◆ WRITTEN PROBLEM
Your task is to copy every line of this material exactly.

◆ DATA SUPPLIED
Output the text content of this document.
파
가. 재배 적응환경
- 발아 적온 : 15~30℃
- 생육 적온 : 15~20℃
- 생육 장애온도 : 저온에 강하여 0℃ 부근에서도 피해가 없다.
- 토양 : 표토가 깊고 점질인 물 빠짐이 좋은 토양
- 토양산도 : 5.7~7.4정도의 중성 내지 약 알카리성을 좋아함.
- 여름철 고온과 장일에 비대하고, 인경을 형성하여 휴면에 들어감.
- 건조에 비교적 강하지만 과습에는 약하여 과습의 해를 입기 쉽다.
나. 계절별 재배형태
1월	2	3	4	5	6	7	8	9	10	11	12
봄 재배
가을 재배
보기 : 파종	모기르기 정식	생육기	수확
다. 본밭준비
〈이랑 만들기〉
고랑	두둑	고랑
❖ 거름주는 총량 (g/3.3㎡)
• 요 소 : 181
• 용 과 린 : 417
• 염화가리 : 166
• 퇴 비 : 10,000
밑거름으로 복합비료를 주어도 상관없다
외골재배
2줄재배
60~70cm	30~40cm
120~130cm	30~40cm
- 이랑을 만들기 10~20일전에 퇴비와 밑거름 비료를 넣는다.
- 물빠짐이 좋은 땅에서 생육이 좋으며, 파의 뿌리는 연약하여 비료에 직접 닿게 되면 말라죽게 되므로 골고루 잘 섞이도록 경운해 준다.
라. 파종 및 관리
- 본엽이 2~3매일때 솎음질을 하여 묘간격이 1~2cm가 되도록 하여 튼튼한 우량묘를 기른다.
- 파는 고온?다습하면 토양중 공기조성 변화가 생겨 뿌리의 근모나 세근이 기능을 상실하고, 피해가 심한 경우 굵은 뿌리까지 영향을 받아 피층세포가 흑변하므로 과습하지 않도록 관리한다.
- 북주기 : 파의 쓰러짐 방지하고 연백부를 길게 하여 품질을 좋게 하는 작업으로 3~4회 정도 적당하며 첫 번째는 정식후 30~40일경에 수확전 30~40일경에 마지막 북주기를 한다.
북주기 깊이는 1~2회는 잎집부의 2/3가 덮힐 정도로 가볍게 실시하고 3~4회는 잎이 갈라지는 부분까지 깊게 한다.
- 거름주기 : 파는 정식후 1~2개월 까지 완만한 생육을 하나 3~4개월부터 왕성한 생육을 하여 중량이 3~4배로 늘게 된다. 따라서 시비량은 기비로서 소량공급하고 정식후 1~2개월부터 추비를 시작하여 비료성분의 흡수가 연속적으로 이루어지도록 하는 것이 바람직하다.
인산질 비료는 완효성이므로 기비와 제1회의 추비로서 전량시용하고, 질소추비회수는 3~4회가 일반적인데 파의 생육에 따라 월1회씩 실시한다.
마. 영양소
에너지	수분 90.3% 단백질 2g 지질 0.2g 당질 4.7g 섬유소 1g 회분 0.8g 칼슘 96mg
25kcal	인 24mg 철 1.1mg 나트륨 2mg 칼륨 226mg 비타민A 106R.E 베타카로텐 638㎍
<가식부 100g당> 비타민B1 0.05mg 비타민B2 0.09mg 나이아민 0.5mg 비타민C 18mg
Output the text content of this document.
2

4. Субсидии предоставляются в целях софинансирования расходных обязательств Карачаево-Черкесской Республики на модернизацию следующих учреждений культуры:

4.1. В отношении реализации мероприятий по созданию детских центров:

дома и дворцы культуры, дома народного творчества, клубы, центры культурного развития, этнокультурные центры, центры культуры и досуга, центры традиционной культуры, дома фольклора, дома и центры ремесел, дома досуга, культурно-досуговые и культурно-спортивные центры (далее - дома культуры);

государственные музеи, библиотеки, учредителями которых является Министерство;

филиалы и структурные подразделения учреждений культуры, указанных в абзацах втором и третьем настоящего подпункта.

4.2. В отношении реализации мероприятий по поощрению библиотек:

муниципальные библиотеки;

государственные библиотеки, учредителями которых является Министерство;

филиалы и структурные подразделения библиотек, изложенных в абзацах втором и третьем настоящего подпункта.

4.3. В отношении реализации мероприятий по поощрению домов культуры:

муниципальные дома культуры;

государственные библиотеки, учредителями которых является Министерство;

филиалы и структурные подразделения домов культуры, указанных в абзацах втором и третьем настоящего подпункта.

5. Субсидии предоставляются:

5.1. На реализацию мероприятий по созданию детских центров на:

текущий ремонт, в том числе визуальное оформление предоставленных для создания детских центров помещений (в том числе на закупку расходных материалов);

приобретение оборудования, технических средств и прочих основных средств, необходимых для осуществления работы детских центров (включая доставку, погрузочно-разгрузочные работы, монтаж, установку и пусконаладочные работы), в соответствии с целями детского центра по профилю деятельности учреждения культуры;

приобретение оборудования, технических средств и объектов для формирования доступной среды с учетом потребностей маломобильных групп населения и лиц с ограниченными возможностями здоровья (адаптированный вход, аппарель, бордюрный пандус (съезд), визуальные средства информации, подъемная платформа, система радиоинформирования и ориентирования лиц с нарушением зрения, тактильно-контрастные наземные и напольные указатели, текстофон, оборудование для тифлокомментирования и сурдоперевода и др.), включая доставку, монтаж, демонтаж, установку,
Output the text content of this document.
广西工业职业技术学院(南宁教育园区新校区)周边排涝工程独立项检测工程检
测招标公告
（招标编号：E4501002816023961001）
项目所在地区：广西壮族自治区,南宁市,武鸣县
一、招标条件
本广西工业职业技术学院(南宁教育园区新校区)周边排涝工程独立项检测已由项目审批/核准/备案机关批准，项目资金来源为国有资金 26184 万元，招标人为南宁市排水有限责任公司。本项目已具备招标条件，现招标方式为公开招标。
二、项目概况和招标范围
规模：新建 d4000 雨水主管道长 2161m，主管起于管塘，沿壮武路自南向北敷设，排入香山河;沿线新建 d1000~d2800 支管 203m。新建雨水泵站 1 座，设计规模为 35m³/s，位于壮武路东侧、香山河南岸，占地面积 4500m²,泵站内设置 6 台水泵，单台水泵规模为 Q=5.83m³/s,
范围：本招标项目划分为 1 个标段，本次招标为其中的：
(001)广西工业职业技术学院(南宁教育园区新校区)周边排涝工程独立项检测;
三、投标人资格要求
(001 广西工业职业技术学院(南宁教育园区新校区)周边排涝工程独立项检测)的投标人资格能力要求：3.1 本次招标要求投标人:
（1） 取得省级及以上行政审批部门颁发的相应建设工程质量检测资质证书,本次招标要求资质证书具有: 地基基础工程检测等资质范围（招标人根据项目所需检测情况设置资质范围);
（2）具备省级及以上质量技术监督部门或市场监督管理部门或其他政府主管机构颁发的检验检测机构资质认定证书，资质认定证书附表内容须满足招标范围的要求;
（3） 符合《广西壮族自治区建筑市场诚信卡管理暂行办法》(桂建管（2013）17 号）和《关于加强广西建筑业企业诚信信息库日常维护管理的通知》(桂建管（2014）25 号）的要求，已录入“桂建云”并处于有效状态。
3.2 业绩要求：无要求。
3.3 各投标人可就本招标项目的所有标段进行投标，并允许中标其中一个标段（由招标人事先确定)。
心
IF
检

◆ SOLUTION TO THE PROBLEM
Output the text content of this document.
파
가. 재배 적응환경
- 발아 적온 : 15~30℃
- 생육 적온 : 15~20℃
- 생육 장애온도 : 저온에 강하여 0℃ 부근에서도 피해가 없다.
- 토양 : 표토가 깊고 점질인 물 빠짐이 좋은 토양
- 토양산도 : 5.7~7.4정도의 중성 내지 약 알카리성을 좋아함.
- 여름철 고온과 장일에 비대하고, 인경을 형성하여 휴면에 들어감.
- 건조에 비교적 강하지만 과습에는 약하여 과습의 해를 입기 쉽다.
나. 계절별 재배형태
1월	2	3	4	5	6	7	8	9	10	11	12
봄 재배
가을 재배
보기 : 파종	모기르기 정식	생육기	수확
다. 본밭준비
〈이랑 만들기〉
고랑	두둑	고랑
❖ 거름주는 총량 (g/3.3㎡)
• 요 소 : 181
• 용 과 린 : 417
• 염화가리 : 166
• 퇴 비 : 10,000
밑거름으로 복합비료를 주어도 상관없다
외골재배
2줄재배
60~70cm	30~40cm
120~130cm	30~40cm
- 이랑을 만들기 10~20일전에 퇴비와 밑거름 비료를 넣는다.
- 물빠짐이 좋은 땅에서 생육이 좋으며, 파의 뿌리는 연약하여 비료에 직접 닿게 되면 말라죽게 되므로 골고루 잘 섞이도록 경운해 준다.
라. 파종 및 관리
- 본엽이 2~3매일때 솎음질을 하여 묘간격이 1~2cm가 되도록 하여 튼튼한 우량묘를 기른다.
- 파는 고온?다습하면 토양중 공기조성 변화가 생겨 뿌리의 근모나 세근이 기능을 상실하고, 피해가 심한 경우 굵은 뿌리까지 영향을 받아 피층세포가 흑변하므로 과습하지 않도록 관리한다.
- 북주기 : 파의 쓰러짐 방지하고 연백부를 길게 하여 품질을 좋게 하는 작업으로 3~4회 정도 적당하며 첫 번째는 정식후 30~40일경에 수확전 30~40일경에 마지막 북주기를 한다.
북주기 깊이는 1~2회는 잎집부의 2/3가 덮힐 정도로 가볍게 실시하고 3~4회는 잎이 갈라지는 부분까지 깊게 한다.
- 거름주기 : 파는 정식후 1~2개월 까지 완만한 생육을 하나 3~4개월부터 왕성한 생육을 하여 중량이 3~4배로 늘게 된다. 따라서 시비량은 기비로서 소량공급하고 정식후 1~2개월부터 추비를 시작하여 비료성분의 흡수가 연속적으로 이루어지도록 하는 것이 바람직하다.
인산질 비료는 완효성이므로 기비와 제1회의 추비로서 전량시용하고, 질소추비회수는 3~4회가 일반적인데 파의 생육에 따라 월1회씩 실시한다.
마. 영양소
에너지	수분 90.3% 단백질 2g 지질 0.2g 당질 4.7g 섬유소 1g 회분 0.8g 칼슘 96mg
25kcal	인 24mg 철 1.1mg 나트륨 2mg 칼륨 226mg 비타민A 106R.E 베타카로텐 638㎍
<가식부 100g당> 비타민B1 0.05mg 비타민B2 0.09mg 나이아민 0.5mg 비타민C 18mg
Output the text content of this document.
2

4. Субсидии предоставляются в целях софинансирования расходных обязательств Карачаево-Черкесской Республики на модернизацию следующих учреждений культуры:

4.1. В отношении реализации мероприятий по созданию детских центров:

дома и дворцы культуры, дома народного творчества, клубы, центры культурного развития, этнокультурные центры, центры культуры и досуга, центры традиционной культуры, дома фольклора, дома и центры ремесел, дома досуга, культурно-досуговые и культурно-спортивные центры (далее - дома культуры);

государственные музеи, библиотеки, учредителями которых является Министерство;

филиалы и структурные подразделения учреждений культуры, указанных в абзацах втором и третьем настоящего подпункта.

4.2. В отношении реализации мероприятий по поощрению библиотек:

муниципальные библиотеки;

государственные библиотеки, учредителями которых является Министерство;

филиалы и структурные подразделения библиотек, изложенных в абзацах втором и третьем настоящего подпункта.

4.3. В отношении реализации мероприятий по поощрению домов культуры:

муниципальные дома культуры;

государственные библиотеки, учредителями которых является Министерство;

филиалы и структурные подразделения домов культуры, указанных в абзацах втором и третьем настоящего подпункта.

5. Субсидии предоставляются:

5.1. На реализацию мероприятий по созданию детских центров на:

текущий ремонт, в том числе визуальное оформление предоставленных для создания детских центров помещений (в том числе на закупку расходных материалов);

приобретение оборудования, технических средств и прочих основных средств, необходимых для осуществления работы детских центров (включая доставку, погрузочно-разгрузочные работы, монтаж, установку и пусконаладочные работы), в соответствии с целями детского центра по профилю деятельности учреждения культуры;

приобретение оборудования, технических средств и объектов для формирования доступной среды с учетом потребностей маломобильных групп населения и лиц с ограниченными возможностями здоровья (адаптированный вход, аппарель, бордюрный пандус (съезд), визуальные средства информации, подъемная платформа, система радиоинформирования и ориентирования лиц с нарушением зрения, тактильно-контрастные наземные и напольные указатели, текстофон, оборудование для тифлокомментирования и сурдоперевода и др.), включая доставку, монтаж, демонтаж, установку,
Output the text content of this document.
广西工业职业技术学院(南宁教育园区新校区)周边排涝工程独立项检测工程检
测招标公告
（招标编号：E4501002816023961001）
项目所在地区：广西壮族自治区,南宁市,武鸣县
一、招标条件
本广西工业职业技术学院(南宁教育园区新校区)周边排涝工程独立项检测已由项目审批/核准/备案机关批准，项目资金来源为国有资金 26184 万元，招标人为南宁市排水有限责任公司。本项目已具备招标条件，现招标方式为公开招标。
二、项目概况和招标范围
规模：新建 d4000 雨水主管道长 2161m，主管起于管塘，沿壮武路自南向北敷设，排入香山河;沿线新建 d1000~d2800 支管 203m。新建雨水泵站 1 座，设计规模为 35m³/s，位于壮武路东侧、香山河南岸，占地面积 4500m²,泵站内设置 6 台水泵，单台水泵规模为 Q=5.83m³/s,
范围：本招标项目划分为 1 个标段，本次招标为其中的：
(001)广西工业职业技术学院(南宁教育园区新校区)周边排涝工程独立项检测;
三、投标人资格要求
(001 广西工业职业技术学院(南宁教育园区新校区)周边排涝工程独立项检测)的投标人资格能力要求：3.1 本次招标要求投标人:
（1） 取得省级及以上行政审批部门颁发的相应建设工程质量检测资质证书,本次招标要求资质证书具有: 地基基础工程检测等资质范围（招标人根据项目所需检测情况设置资质范围);
（2）具备省级及以上质量技术监督部门或市场监督管理部门或其他政府主管机构颁发的检验检测机构资质认定证书，资质认定证书附表内容须满足招标范围的要求;
（3） 符合《广西壮族自治区建筑市场诚信卡管理暂行办法》(桂建管（2013）17 号）和《关于加强广西建筑业企业诚信信息库日常维护管理的通知》(桂建管（2014）25 号）的要求，已录入“桂建云”并处于有效状态。
3.2 业绩要求：无要求。
3.3 各投标人可就本招标项目的所有标段进行投标，并允许中标其中一个标段（由招标人事先确定)。
心
IF
检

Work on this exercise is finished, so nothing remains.